SUPPLIED MATERIAL
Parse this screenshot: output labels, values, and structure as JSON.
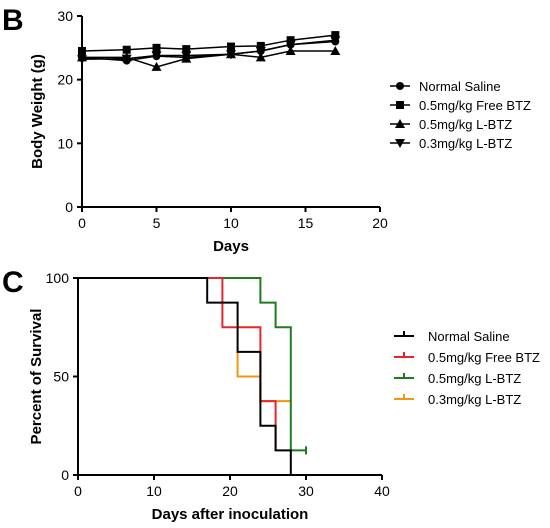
{
  "panels": {
    "b": {
      "letter": "B"
    },
    "c": {
      "letter": "C"
    }
  },
  "chart_data": [
    {
      "type": "line",
      "xlabel": "Days",
      "ylabel": "Body Weight (g)",
      "xlim": [
        0,
        20
      ],
      "ylim": [
        0,
        30
      ],
      "x_ticks": [
        "0",
        "5",
        "10",
        "15",
        "20"
      ],
      "y_ticks": [
        "0",
        "10",
        "20",
        "30"
      ],
      "grid": false,
      "legend_position": "right",
      "x": [
        0,
        3,
        5,
        7,
        10,
        12,
        14,
        17
      ],
      "series": [
        {
          "name": "Normal Saline",
          "marker": "circle",
          "color": "#000000",
          "values": [
            23.5,
            23.0,
            23.7,
            23.5,
            24.0,
            24.5,
            25.5,
            26.0
          ]
        },
        {
          "name": "0.5mg/kg Free BTZ",
          "marker": "square",
          "color": "#000000",
          "values": [
            24.5,
            24.7,
            25.0,
            24.8,
            25.2,
            25.3,
            26.2,
            27.0
          ]
        },
        {
          "name": "0.5mg/kg L-BTZ",
          "marker": "triangle-up",
          "color": "#000000",
          "values": [
            23.5,
            23.5,
            22.0,
            23.3,
            24.0,
            23.5,
            24.5,
            24.5
          ]
        },
        {
          "name": "0.3mg/kg L-BTZ",
          "marker": "triangle-down",
          "color": "#000000",
          "values": [
            23.2,
            23.3,
            23.8,
            23.8,
            24.0,
            24.5,
            25.5,
            26.2
          ]
        }
      ]
    },
    {
      "type": "line",
      "subtype": "kaplan-meier",
      "xlabel": "Days after inoculation",
      "ylabel": "Percent of Survival",
      "xlim": [
        0,
        40
      ],
      "ylim": [
        0,
        100
      ],
      "x_ticks": [
        "0",
        "10",
        "20",
        "30",
        "40"
      ],
      "y_ticks": [
        "0",
        "50",
        "100"
      ],
      "grid": false,
      "legend_position": "right",
      "series": [
        {
          "name": "Normal Saline",
          "color": "#000000",
          "x": [
            0,
            17,
            17,
            21,
            21,
            24,
            24,
            26,
            26,
            28,
            28
          ],
          "y": [
            100,
            100,
            87.5,
            87.5,
            62.5,
            62.5,
            25,
            25,
            12.5,
            12.5,
            0
          ]
        },
        {
          "name": "0.5mg/kg Free BTZ",
          "color": "#e8262a",
          "x": [
            0,
            19,
            19,
            24,
            24,
            26,
            26
          ],
          "y": [
            100,
            100,
            75,
            75,
            37.5,
            37.5,
            12.5
          ]
        },
        {
          "name": "0.5mg/kg L-BTZ",
          "color": "#1e7b1e",
          "x": [
            0,
            24,
            24,
            26,
            26,
            28,
            28,
            30
          ],
          "y": [
            100,
            100,
            87.5,
            87.5,
            75,
            75,
            12.5,
            12.5
          ],
          "censored": [
            {
              "x": 30,
              "y": 12.5
            }
          ]
        },
        {
          "name": "0.3mg/kg L-BTZ",
          "color": "#f0960f",
          "x": [
            21,
            21,
            24,
            24,
            28
          ],
          "y": [
            62.5,
            50,
            50,
            37.5,
            37.5
          ]
        }
      ]
    }
  ]
}
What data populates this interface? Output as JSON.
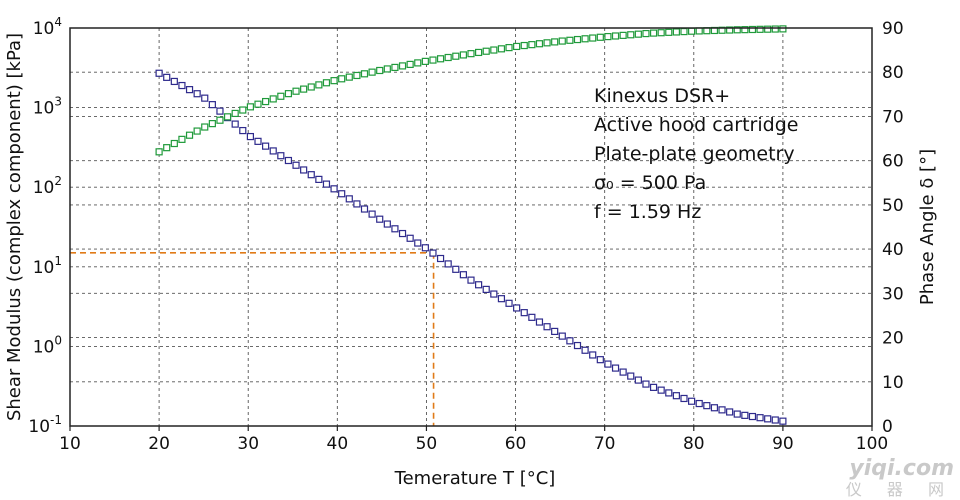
{
  "chart_data": {
    "type": "scatter",
    "xlabel": "Temerature T [°C]",
    "ylabel": "Shear Modulus (complex component) [kPa]",
    "y2label": "Phase Angle δ [°]",
    "xlim": [
      10,
      100
    ],
    "ylim_log10": [
      -1,
      4
    ],
    "y2lim": [
      0,
      90
    ],
    "x_ticks": [
      "10",
      "20",
      "30",
      "40",
      "50",
      "60",
      "70",
      "80",
      "90",
      "100"
    ],
    "y_ticks": [
      {
        "base": "10",
        "exp": "-1"
      },
      {
        "base": "10",
        "exp": "0"
      },
      {
        "base": "10",
        "exp": "1"
      },
      {
        "base": "10",
        "exp": "2"
      },
      {
        "base": "10",
        "exp": "3"
      },
      {
        "base": "10",
        "exp": "4"
      }
    ],
    "y2_ticks": [
      "0",
      "10",
      "20",
      "30",
      "40",
      "50",
      "60",
      "70",
      "80",
      "90"
    ],
    "grid": true,
    "series": [
      {
        "name": "Shear modulus G*",
        "axis": "left-log",
        "color": "#2e2a8c",
        "marker": "square",
        "x": [
          20,
          25,
          30,
          35,
          40,
          45,
          50,
          55,
          60,
          65,
          70,
          75,
          80,
          85,
          90
        ],
        "y": [
          2700,
          1350,
          450,
          200,
          90,
          38,
          17,
          6.8,
          3.1,
          1.4,
          0.63,
          0.32,
          0.2,
          0.14,
          0.115
        ]
      },
      {
        "name": "Phase angle δ",
        "axis": "right",
        "color": "#1f9a3a",
        "marker": "square",
        "x": [
          20,
          25,
          30,
          35,
          40,
          45,
          50,
          55,
          60,
          65,
          70,
          75,
          80,
          85,
          90
        ],
        "y": [
          62,
          67.5,
          72,
          75.5,
          78.3,
          80.5,
          82.5,
          84.2,
          85.8,
          87,
          88,
          88.8,
          89.3,
          89.6,
          89.8
        ]
      }
    ],
    "reference_line": {
      "x": 50.8,
      "y": 15,
      "color": "#e07b18",
      "style": "dashed"
    },
    "annotation_lines": [
      "Kinexus DSR+",
      "Active hood cartridge",
      "Plate-plate geometry",
      "σ₀ = 500 Pa",
      "f = 1.59 Hz"
    ]
  },
  "watermark": {
    "line1": "yiqi.com",
    "line2": "仪 器 网"
  }
}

WORK REQUIRED
Find the word "xlabel" in the records and pull out each line that has it.

SOLUTION FOR THIS PROBLEM
      "xlabel": "Days",
      "xlabel": "Days after inoculation",
    "xlabel": "Temerature T [°C]",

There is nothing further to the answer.